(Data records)
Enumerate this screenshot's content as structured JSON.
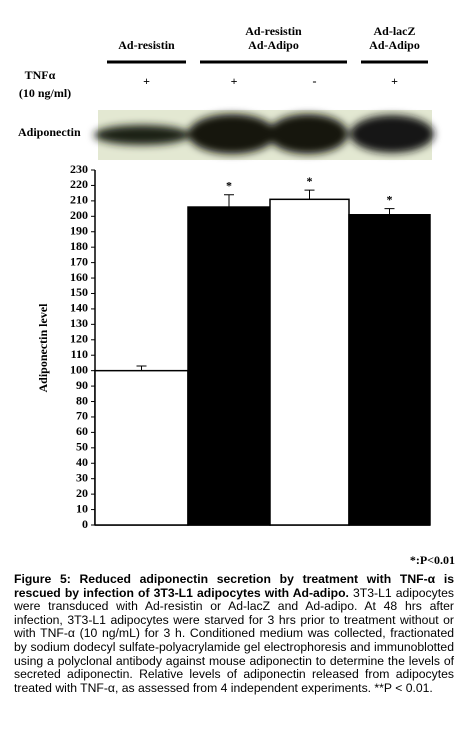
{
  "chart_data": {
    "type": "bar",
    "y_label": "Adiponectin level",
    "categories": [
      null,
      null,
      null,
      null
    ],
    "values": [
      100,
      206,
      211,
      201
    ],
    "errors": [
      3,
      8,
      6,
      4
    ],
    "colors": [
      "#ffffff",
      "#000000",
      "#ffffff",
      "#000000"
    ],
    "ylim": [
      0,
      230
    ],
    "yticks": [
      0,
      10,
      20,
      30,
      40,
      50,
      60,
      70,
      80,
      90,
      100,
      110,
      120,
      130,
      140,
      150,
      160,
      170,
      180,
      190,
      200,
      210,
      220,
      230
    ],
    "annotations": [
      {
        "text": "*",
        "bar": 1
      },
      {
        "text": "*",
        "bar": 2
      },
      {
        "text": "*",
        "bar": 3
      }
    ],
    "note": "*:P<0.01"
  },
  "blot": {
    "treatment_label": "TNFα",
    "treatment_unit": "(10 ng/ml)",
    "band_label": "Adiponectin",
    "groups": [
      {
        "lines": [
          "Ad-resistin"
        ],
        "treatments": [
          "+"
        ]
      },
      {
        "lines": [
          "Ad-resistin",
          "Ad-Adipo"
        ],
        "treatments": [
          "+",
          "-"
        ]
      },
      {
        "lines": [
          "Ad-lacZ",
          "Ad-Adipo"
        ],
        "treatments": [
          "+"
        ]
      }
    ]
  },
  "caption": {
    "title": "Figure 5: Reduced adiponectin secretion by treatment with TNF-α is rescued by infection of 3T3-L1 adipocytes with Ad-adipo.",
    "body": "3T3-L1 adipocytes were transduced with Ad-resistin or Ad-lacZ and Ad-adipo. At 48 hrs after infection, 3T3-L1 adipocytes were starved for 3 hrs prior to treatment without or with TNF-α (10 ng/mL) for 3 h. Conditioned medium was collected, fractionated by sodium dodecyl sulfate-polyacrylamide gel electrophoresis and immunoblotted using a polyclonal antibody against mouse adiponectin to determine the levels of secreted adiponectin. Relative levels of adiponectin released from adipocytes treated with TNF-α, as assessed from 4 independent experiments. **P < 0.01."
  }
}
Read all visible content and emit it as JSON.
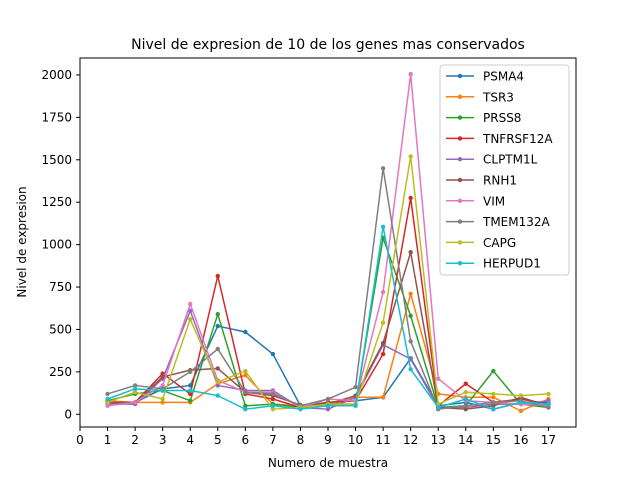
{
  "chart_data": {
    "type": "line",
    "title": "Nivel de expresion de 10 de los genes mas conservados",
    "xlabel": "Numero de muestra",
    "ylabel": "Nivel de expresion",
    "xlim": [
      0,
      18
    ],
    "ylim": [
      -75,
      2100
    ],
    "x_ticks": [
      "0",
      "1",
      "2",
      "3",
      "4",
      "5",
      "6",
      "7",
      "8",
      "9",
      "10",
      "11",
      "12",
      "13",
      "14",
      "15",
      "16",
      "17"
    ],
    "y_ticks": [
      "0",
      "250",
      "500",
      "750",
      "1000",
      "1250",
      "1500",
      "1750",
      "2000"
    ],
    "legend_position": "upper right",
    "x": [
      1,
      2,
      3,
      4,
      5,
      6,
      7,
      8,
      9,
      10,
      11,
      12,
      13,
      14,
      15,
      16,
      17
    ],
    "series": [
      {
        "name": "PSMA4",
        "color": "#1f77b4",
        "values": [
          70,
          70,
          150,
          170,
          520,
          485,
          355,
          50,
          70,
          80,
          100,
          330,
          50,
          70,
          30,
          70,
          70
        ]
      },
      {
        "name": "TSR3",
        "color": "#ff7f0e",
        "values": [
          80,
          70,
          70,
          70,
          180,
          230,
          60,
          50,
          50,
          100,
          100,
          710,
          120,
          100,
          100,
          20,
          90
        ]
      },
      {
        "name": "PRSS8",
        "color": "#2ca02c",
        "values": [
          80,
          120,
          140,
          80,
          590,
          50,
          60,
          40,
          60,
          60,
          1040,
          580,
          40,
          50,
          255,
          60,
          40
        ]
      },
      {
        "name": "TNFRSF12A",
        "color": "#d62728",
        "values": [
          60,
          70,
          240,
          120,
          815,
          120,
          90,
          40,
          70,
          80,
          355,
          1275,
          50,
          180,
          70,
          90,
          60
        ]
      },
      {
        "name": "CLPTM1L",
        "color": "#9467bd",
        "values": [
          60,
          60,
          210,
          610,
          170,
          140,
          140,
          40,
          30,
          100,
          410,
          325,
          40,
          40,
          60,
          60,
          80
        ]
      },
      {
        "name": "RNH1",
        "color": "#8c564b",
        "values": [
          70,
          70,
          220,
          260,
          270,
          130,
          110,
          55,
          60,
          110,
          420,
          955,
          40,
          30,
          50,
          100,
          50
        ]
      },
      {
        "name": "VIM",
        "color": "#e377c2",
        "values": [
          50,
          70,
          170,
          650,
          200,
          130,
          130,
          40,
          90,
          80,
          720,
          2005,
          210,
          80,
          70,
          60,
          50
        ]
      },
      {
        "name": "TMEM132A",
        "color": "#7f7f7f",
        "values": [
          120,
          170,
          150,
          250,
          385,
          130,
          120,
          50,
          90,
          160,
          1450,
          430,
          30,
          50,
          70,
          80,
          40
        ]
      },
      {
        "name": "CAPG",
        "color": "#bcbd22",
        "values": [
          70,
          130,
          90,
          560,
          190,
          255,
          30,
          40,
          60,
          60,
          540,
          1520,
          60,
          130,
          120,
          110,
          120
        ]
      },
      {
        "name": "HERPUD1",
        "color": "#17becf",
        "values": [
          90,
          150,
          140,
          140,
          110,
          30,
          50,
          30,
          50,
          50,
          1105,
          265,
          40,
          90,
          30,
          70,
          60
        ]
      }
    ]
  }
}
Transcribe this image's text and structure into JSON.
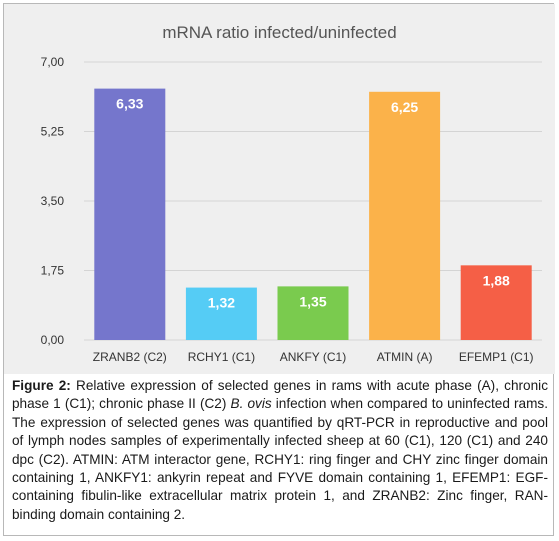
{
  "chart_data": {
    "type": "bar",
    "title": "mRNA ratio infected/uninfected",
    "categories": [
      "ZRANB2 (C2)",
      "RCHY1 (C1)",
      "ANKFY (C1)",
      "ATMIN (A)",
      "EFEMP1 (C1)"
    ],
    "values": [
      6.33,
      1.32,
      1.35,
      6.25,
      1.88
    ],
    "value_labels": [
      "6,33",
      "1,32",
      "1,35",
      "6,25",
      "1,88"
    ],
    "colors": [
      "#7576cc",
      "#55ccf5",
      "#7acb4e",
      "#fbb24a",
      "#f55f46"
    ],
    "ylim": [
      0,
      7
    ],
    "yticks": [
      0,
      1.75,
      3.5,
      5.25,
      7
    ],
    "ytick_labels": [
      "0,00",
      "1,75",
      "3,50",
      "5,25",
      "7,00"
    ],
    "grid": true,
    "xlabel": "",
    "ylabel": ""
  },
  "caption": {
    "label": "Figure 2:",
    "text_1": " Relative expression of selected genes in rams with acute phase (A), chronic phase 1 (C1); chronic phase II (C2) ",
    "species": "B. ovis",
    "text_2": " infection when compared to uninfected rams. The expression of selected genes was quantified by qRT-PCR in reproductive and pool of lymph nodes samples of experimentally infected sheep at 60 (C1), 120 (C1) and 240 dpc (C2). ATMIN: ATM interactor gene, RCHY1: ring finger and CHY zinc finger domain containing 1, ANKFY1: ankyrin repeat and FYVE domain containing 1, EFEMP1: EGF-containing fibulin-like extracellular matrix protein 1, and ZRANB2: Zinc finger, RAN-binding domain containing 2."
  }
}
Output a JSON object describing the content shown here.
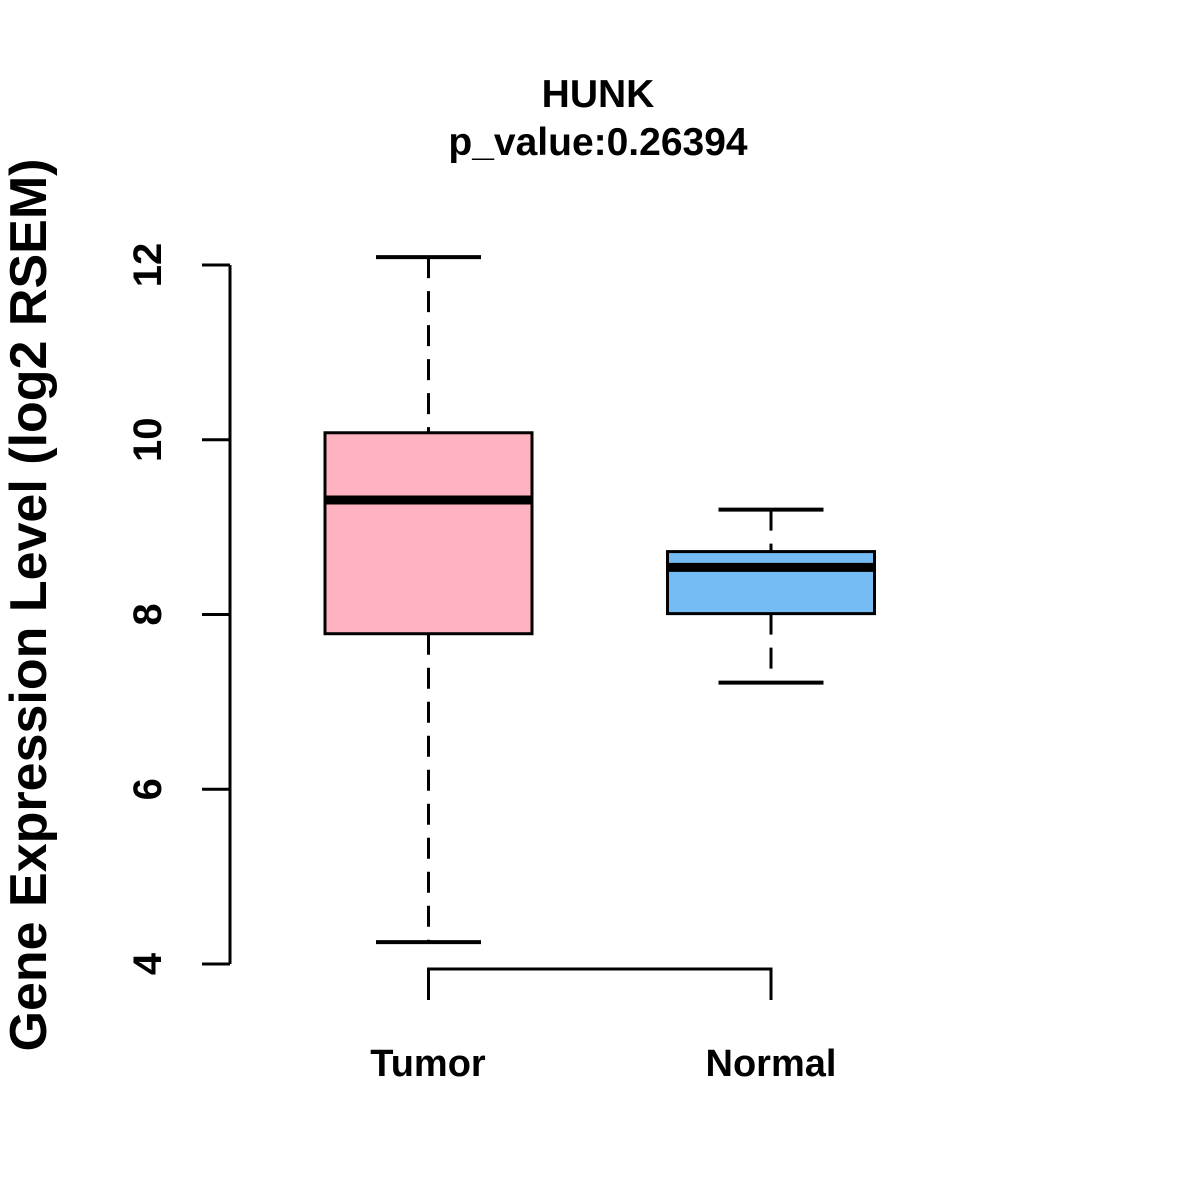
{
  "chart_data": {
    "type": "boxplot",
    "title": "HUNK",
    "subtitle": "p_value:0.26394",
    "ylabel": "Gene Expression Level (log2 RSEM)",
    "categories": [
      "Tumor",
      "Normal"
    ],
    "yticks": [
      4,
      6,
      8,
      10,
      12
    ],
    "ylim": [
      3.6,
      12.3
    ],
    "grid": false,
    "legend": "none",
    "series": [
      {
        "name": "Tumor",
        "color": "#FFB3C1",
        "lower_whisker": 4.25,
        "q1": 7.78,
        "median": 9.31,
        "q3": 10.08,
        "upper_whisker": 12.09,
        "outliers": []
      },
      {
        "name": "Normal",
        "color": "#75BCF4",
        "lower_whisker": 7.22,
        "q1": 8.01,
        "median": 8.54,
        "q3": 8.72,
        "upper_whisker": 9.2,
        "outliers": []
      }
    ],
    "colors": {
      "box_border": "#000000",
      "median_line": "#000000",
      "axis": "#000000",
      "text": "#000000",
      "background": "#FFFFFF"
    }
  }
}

• _Aim of the exercise_: Each line in the data that holds the word "uninfected" must be copied.

• _Exercise response_:
    "title": "mRNA ratio infected/uninfected",
    "text_2": " infection when compared to uninfected rams. The expression of selected genes was quantified by qRT-PCR in reproductive and pool of lymph nodes samples of experimentally infected sheep at 60 (C1), 120 (C1) and 240 dpc (C2). ATMIN: ATM interactor gene, RCHY1: ring finger and CHY zinc finger domain containing 1, ANKFY1: ankyrin repeat and FYVE domain containing 1, EFEMP1: EGF-containing fibulin-like extracellular matrix protein 1, and ZRANB2: Zinc finger, RAN-binding domain containing 2."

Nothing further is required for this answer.